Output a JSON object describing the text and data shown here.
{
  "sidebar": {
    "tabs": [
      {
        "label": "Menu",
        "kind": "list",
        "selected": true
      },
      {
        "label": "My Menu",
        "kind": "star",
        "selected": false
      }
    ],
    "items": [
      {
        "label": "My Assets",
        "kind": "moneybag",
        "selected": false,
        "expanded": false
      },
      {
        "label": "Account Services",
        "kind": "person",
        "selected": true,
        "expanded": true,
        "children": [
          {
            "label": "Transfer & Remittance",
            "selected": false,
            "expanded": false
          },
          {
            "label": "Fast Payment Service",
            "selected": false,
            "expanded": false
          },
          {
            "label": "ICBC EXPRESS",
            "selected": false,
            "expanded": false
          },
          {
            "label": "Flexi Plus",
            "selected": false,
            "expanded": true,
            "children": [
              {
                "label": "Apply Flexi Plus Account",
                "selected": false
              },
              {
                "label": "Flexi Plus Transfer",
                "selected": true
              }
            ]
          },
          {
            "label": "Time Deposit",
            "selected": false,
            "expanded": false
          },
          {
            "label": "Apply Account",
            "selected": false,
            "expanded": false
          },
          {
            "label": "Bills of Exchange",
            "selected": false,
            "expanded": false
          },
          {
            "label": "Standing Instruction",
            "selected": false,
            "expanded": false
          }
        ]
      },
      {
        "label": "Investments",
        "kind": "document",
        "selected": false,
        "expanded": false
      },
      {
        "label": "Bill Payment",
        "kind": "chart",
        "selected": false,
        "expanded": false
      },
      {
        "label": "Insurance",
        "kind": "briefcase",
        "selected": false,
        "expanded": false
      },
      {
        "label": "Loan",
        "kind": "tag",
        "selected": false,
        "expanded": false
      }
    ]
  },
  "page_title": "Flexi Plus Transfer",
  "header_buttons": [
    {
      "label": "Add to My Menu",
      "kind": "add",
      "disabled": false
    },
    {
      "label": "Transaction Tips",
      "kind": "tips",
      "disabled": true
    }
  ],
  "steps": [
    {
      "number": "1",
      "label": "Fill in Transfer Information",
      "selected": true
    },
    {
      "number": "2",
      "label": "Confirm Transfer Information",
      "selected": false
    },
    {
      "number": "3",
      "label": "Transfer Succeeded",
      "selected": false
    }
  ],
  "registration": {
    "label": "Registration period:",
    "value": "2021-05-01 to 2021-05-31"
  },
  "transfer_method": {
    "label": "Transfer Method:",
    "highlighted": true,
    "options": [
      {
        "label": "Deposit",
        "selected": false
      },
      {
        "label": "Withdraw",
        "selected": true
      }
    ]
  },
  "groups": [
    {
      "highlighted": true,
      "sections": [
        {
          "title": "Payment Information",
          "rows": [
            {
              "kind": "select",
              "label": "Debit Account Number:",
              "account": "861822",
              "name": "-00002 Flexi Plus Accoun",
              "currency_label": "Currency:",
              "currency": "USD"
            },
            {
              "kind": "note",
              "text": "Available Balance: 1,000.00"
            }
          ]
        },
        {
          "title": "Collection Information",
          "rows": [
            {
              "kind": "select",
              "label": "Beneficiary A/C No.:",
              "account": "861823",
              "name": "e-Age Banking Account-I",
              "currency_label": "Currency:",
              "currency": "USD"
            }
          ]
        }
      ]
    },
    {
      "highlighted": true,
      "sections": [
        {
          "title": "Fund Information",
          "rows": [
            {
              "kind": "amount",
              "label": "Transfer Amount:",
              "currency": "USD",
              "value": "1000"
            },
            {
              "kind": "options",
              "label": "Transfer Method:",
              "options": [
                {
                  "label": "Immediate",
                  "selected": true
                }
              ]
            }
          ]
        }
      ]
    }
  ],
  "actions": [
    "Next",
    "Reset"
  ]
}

_Instruction_
Scan the listing above. Gather each line that contains the word "name".

_Task output_
              "name": "-00002 Flexi Plus Accoun",
              "name": "e-Age Banking Account-I",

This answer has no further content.